• [Challenge]: Output the data below in full, byte for byte. Nothing may differ.

• [Excerpted records]:
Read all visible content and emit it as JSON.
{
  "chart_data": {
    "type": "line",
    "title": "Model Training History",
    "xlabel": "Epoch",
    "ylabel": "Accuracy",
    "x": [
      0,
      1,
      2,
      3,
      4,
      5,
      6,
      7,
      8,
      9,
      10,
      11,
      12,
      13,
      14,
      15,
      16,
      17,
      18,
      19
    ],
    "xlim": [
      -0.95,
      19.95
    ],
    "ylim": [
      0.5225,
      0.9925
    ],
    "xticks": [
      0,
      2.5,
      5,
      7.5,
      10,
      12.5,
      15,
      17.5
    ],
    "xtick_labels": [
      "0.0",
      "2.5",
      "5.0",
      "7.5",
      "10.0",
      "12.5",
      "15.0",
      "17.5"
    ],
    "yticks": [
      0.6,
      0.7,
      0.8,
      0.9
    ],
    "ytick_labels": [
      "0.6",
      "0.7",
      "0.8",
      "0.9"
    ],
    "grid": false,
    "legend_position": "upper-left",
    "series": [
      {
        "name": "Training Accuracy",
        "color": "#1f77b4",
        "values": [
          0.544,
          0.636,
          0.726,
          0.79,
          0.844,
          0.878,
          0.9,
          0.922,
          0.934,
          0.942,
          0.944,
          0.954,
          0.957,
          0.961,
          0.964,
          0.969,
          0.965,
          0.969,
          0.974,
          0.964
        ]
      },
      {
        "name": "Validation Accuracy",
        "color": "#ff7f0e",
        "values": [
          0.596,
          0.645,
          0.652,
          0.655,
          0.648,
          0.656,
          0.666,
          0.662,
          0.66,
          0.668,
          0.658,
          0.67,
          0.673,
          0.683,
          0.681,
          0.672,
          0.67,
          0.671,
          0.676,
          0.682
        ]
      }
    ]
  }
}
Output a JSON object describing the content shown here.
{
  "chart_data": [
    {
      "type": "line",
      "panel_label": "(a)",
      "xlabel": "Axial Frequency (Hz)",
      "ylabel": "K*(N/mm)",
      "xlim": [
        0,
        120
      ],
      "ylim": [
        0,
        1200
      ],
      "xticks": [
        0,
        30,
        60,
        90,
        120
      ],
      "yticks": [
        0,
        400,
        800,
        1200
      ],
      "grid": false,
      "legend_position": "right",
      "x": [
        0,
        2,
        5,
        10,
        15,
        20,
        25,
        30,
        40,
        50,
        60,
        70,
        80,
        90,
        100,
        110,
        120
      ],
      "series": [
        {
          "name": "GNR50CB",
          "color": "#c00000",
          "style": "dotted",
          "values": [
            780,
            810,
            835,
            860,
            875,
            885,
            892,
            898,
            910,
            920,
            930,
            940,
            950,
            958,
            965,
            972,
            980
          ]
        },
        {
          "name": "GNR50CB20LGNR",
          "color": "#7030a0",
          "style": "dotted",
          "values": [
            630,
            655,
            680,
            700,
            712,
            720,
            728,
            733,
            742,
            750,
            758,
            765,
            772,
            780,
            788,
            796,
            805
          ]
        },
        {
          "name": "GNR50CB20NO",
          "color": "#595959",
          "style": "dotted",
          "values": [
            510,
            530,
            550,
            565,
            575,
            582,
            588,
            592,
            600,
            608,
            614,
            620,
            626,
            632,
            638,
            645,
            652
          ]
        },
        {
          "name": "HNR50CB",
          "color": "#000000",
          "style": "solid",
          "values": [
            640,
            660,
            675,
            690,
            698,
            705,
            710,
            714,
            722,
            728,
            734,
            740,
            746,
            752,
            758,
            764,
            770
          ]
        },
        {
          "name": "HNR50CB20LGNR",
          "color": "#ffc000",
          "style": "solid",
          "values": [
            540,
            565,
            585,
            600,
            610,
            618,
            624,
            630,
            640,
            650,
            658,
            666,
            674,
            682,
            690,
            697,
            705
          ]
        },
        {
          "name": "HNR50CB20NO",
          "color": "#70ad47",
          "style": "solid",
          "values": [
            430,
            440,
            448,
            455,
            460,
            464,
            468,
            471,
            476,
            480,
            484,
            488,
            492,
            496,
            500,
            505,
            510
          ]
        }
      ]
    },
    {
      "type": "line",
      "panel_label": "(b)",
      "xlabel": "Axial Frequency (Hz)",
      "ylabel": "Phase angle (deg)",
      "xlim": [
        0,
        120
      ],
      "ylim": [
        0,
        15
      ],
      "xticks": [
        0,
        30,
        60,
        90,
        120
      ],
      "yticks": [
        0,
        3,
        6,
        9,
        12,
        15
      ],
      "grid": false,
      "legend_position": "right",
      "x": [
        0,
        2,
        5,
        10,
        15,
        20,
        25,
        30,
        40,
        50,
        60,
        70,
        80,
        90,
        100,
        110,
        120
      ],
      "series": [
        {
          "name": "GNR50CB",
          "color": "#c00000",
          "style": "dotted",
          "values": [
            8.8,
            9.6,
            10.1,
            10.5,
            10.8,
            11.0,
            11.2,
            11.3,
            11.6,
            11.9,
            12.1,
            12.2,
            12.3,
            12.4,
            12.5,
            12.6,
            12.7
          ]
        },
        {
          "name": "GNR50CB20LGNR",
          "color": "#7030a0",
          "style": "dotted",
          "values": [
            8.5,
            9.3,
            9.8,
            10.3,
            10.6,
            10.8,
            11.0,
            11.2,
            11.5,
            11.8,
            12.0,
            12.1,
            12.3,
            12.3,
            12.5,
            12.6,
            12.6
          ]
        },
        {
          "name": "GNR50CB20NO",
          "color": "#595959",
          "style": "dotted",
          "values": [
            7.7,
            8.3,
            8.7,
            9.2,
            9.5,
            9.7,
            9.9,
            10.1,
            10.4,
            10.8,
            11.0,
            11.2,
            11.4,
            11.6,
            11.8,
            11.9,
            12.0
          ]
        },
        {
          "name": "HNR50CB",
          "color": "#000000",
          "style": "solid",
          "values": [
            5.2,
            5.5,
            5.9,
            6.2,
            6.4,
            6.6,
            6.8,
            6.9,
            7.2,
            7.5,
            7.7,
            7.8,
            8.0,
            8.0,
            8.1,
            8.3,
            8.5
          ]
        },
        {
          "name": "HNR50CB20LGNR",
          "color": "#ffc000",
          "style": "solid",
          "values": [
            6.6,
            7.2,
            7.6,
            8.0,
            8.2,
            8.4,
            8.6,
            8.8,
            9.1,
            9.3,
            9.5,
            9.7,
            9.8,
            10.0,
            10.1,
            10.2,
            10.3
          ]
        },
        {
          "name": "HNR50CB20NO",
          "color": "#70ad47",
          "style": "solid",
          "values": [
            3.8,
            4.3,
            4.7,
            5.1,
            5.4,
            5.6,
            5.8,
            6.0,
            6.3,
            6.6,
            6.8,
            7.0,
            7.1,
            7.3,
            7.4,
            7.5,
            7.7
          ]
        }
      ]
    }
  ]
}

• [Solution for this exercise]:
Read all visible content and emit it as JSON.
{
  "chart_data": {
    "type": "line",
    "title": "Model Training History",
    "xlabel": "Epoch",
    "ylabel": "Accuracy",
    "x": [
      0,
      1,
      2,
      3,
      4,
      5,
      6,
      7,
      8,
      9,
      10,
      11,
      12,
      13,
      14,
      15,
      16,
      17,
      18,
      19
    ],
    "xlim": [
      -0.95,
      19.95
    ],
    "ylim": [
      0.5225,
      0.9925
    ],
    "xticks": [
      0,
      2.5,
      5,
      7.5,
      10,
      12.5,
      15,
      17.5
    ],
    "xtick_labels": [
      "0.0",
      "2.5",
      "5.0",
      "7.5",
      "10.0",
      "12.5",
      "15.0",
      "17.5"
    ],
    "yticks": [
      0.6,
      0.7,
      0.8,
      0.9
    ],
    "ytick_labels": [
      "0.6",
      "0.7",
      "0.8",
      "0.9"
    ],
    "grid": false,
    "legend_position": "upper-left",
    "series": [
      {
        "name": "Training Accuracy",
        "color": "#1f77b4",
        "values": [
          0.544,
          0.636,
          0.726,
          0.79,
          0.844,
          0.878,
          0.9,
          0.922,
          0.934,
          0.942,
          0.944,
          0.954,
          0.957,
          0.961,
          0.964,
          0.969,
          0.965,
          0.969,
          0.974,
          0.964
        ]
      },
      {
        "name": "Validation Accuracy",
        "color": "#ff7f0e",
        "values": [
          0.596,
          0.645,
          0.652,
          0.655,
          0.648,
          0.656,
          0.666,
          0.662,
          0.66,
          0.668,
          0.658,
          0.67,
          0.673,
          0.683,
          0.681,
          0.672,
          0.67,
          0.671,
          0.676,
          0.682
        ]
      }
    ]
  }
}
Output a JSON object describing the content shown here.
{
  "chart_data": [
    {
      "type": "line",
      "panel_label": "(a)",
      "xlabel": "Axial Frequency (Hz)",
      "ylabel": "K*(N/mm)",
      "xlim": [
        0,
        120
      ],
      "ylim": [
        0,
        1200
      ],
      "xticks": [
        0,
        30,
        60,
        90,
        120
      ],
      "yticks": [
        0,
        400,
        800,
        1200
      ],
      "grid": false,
      "legend_position": "right",
      "x": [
        0,
        2,
        5,
        10,
        15,
        20,
        25,
        30,
        40,
        50,
        60,
        70,
        80,
        90,
        100,
        110,
        120
      ],
      "series": [
        {
          "name": "GNR50CB",
          "color": "#c00000",
          "style": "dotted",
          "values": [
            780,
            810,
            835,
            860,
            875,
            885,
            892,
            898,
            910,
            920,
            930,
            940,
            950,
            958,
            965,
            972,
            980
          ]
        },
        {
          "name": "GNR50CB20LGNR",
          "color": "#7030a0",
          "style": "dotted",
          "values": [
            630,
            655,
            680,
            700,
            712,
            720,
            728,
            733,
            742,
            750,
            758,
            765,
            772,
            780,
            788,
            796,
            805
          ]
        },
        {
          "name": "GNR50CB20NO",
          "color": "#595959",
          "style": "dotted",
          "values": [
            510,
            530,
            550,
            565,
            575,
            582,
            588,
            592,
            600,
            608,
            614,
            620,
            626,
            632,
            638,
            645,
            652
          ]
        },
        {
          "name": "HNR50CB",
          "color": "#000000",
          "style": "solid",
          "values": [
            640,
            660,
            675,
            690,
            698,
            705,
            710,
            714,
            722,
            728,
            734,
            740,
            746,
            752,
            758,
            764,
            770
          ]
        },
        {
          "name": "HNR50CB20LGNR",
          "color": "#ffc000",
          "style": "solid",
          "values": [
            540,
            565,
            585,
            600,
            610,
            618,
            624,
            630,
            640,
            650,
            658,
            666,
            674,
            682,
            690,
            697,
            705
          ]
        },
        {
          "name": "HNR50CB20NO",
          "color": "#70ad47",
          "style": "solid",
          "values": [
            430,
            440,
            448,
            455,
            460,
            464,
            468,
            471,
            476,
            480,
            484,
            488,
            492,
            496,
            500,
            505,
            510
          ]
        }
      ]
    },
    {
      "type": "line",
      "panel_label": "(b)",
      "xlabel": "Axial Frequency (Hz)",
      "ylabel": "Phase angle (deg)",
      "xlim": [
        0,
        120
      ],
      "ylim": [
        0,
        15
      ],
      "xticks": [
        0,
        30,
        60,
        90,
        120
      ],
      "yticks": [
        0,
        3,
        6,
        9,
        12,
        15
      ],
      "grid": false,
      "legend_position": "right",
      "x": [
        0,
        2,
        5,
        10,
        15,
        20,
        25,
        30,
        40,
        50,
        60,
        70,
        80,
        90,
        100,
        110,
        120
      ],
      "series": [
        {
          "name": "GNR50CB",
          "color": "#c00000",
          "style": "dotted",
          "values": [
            8.8,
            9.6,
            10.1,
            10.5,
            10.8,
            11.0,
            11.2,
            11.3,
            11.6,
            11.9,
            12.1,
            12.2,
            12.3,
            12.4,
            12.5,
            12.6,
            12.7
          ]
        },
        {
          "name": "GNR50CB20LGNR",
          "color": "#7030a0",
          "style": "dotted",
          "values": [
            8.5,
            9.3,
            9.8,
            10.3,
            10.6,
            10.8,
            11.0,
            11.2,
            11.5,
            11.8,
            12.0,
            12.1,
            12.3,
            12.3,
            12.5,
            12.6,
            12.6
          ]
        },
        {
          "name": "GNR50CB20NO",
          "color": "#595959",
          "style": "dotted",
          "values": [
            7.7,
            8.3,
            8.7,
            9.2,
            9.5,
            9.7,
            9.9,
            10.1,
            10.4,
            10.8,
            11.0,
            11.2,
            11.4,
            11.6,
            11.8,
            11.9,
            12.0
          ]
        },
        {
          "name": "HNR50CB",
          "color": "#000000",
          "style": "solid",
          "values": [
            5.2,
            5.5,
            5.9,
            6.2,
            6.4,
            6.6,
            6.8,
            6.9,
            7.2,
            7.5,
            7.7,
            7.8,
            8.0,
            8.0,
            8.1,
            8.3,
            8.5
          ]
        },
        {
          "name": "HNR50CB20LGNR",
          "color": "#ffc000",
          "style": "solid",
          "values": [
            6.6,
            7.2,
            7.6,
            8.0,
            8.2,
            8.4,
            8.6,
            8.8,
            9.1,
            9.3,
            9.5,
            9.7,
            9.8,
            10.0,
            10.1,
            10.2,
            10.3
          ]
        },
        {
          "name": "HNR50CB20NO",
          "color": "#70ad47",
          "style": "solid",
          "values": [
            3.8,
            4.3,
            4.7,
            5.1,
            5.4,
            5.6,
            5.8,
            6.0,
            6.3,
            6.6,
            6.8,
            7.0,
            7.1,
            7.3,
            7.4,
            7.5,
            7.7
          ]
        }
      ]
    }
  ]
}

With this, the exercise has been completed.